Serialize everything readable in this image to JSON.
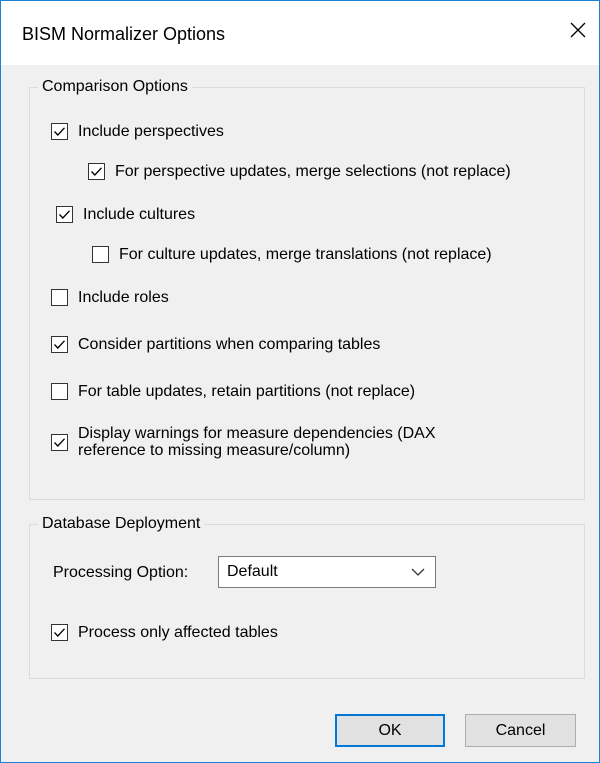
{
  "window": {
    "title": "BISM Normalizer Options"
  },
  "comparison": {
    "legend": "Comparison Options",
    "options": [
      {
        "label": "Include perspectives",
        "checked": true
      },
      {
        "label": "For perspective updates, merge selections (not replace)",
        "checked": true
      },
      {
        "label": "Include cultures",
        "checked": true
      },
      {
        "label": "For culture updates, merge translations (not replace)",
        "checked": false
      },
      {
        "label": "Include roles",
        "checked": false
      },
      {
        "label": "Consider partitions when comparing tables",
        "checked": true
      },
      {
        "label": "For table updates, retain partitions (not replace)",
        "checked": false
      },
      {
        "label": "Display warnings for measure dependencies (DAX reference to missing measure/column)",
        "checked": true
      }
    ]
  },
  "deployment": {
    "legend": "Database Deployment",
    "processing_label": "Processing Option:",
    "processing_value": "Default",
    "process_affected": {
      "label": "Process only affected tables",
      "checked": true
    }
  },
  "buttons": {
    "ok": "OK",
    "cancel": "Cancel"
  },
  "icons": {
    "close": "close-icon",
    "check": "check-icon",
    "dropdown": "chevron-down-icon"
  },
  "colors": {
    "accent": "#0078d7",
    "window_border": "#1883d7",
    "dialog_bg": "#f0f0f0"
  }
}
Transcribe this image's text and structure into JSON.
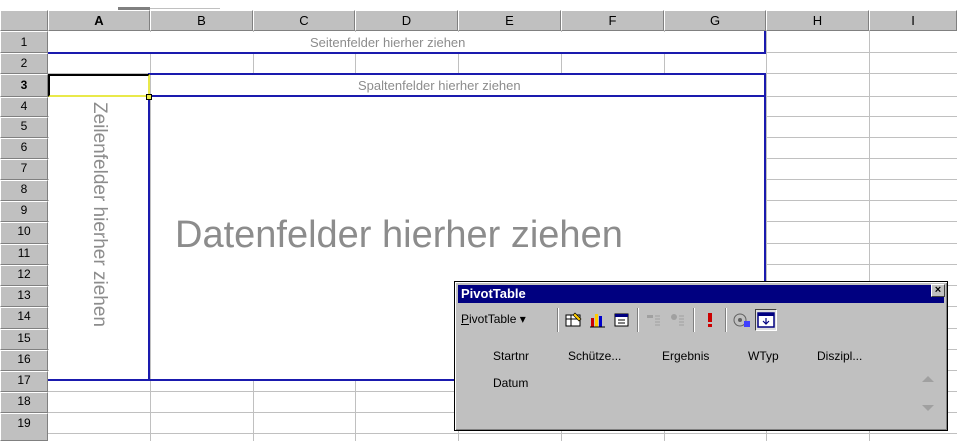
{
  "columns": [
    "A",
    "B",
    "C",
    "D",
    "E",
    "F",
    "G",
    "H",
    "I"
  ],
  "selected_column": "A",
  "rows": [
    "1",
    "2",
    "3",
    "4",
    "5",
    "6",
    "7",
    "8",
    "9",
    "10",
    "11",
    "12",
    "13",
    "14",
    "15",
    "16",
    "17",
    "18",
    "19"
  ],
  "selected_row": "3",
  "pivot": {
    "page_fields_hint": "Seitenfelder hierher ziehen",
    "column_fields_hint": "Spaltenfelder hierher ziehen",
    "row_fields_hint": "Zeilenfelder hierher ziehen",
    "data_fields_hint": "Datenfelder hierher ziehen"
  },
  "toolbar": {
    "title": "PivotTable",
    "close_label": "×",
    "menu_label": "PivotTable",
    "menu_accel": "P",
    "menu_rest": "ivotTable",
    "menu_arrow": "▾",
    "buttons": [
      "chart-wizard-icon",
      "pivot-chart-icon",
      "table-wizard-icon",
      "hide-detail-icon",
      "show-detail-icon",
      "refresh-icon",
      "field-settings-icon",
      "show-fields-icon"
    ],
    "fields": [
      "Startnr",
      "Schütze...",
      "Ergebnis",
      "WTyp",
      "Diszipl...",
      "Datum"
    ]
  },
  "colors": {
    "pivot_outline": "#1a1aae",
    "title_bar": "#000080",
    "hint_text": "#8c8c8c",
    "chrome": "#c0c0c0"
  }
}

····················

* TASK OBJECTIVE
Repeat the material exactly as it reads, without any of its pictures.

* SOLUTION FOR THIS EXERCISE
Serialize everything readable in this image to JSON.
{
  "window": {
    "title": "BISM Normalizer Options"
  },
  "comparison": {
    "legend": "Comparison Options",
    "options": [
      {
        "label": "Include perspectives",
        "checked": true
      },
      {
        "label": "For perspective updates, merge selections (not replace)",
        "checked": true
      },
      {
        "label": "Include cultures",
        "checked": true
      },
      {
        "label": "For culture updates, merge translations (not replace)",
        "checked": false
      },
      {
        "label": "Include roles",
        "checked": false
      },
      {
        "label": "Consider partitions when comparing tables",
        "checked": true
      },
      {
        "label": "For table updates, retain partitions (not replace)",
        "checked": false
      },
      {
        "label": "Display warnings for measure dependencies (DAX reference to missing measure/column)",
        "checked": true
      }
    ]
  },
  "deployment": {
    "legend": "Database Deployment",
    "processing_label": "Processing Option:",
    "processing_value": "Default",
    "process_affected": {
      "label": "Process only affected tables",
      "checked": true
    }
  },
  "buttons": {
    "ok": "OK",
    "cancel": "Cancel"
  },
  "icons": {
    "close": "close-icon",
    "check": "check-icon",
    "dropdown": "chevron-down-icon"
  },
  "colors": {
    "accent": "#0078d7",
    "window_border": "#1883d7",
    "dialog_bg": "#f0f0f0"
  }
}
Transcribe this image's text and structure into JSON.
{
  "columns": [
    "A",
    "B",
    "C",
    "D",
    "E",
    "F",
    "G",
    "H",
    "I"
  ],
  "selected_column": "A",
  "rows": [
    "1",
    "2",
    "3",
    "4",
    "5",
    "6",
    "7",
    "8",
    "9",
    "10",
    "11",
    "12",
    "13",
    "14",
    "15",
    "16",
    "17",
    "18",
    "19"
  ],
  "selected_row": "3",
  "pivot": {
    "page_fields_hint": "Seitenfelder hierher ziehen",
    "column_fields_hint": "Spaltenfelder hierher ziehen",
    "row_fields_hint": "Zeilenfelder hierher ziehen",
    "data_fields_hint": "Datenfelder hierher ziehen"
  },
  "toolbar": {
    "title": "PivotTable",
    "close_label": "×",
    "menu_label": "PivotTable",
    "menu_accel": "P",
    "menu_rest": "ivotTable",
    "menu_arrow": "▾",
    "buttons": [
      "chart-wizard-icon",
      "pivot-chart-icon",
      "table-wizard-icon",
      "hide-detail-icon",
      "show-detail-icon",
      "refresh-icon",
      "field-settings-icon",
      "show-fields-icon"
    ],
    "fields": [
      "Startnr",
      "Schütze...",
      "Ergebnis",
      "WTyp",
      "Diszipl...",
      "Datum"
    ]
  },
  "colors": {
    "pivot_outline": "#1a1aae",
    "title_bar": "#000080",
    "hint_text": "#8c8c8c",
    "chrome": "#c0c0c0"
  }
}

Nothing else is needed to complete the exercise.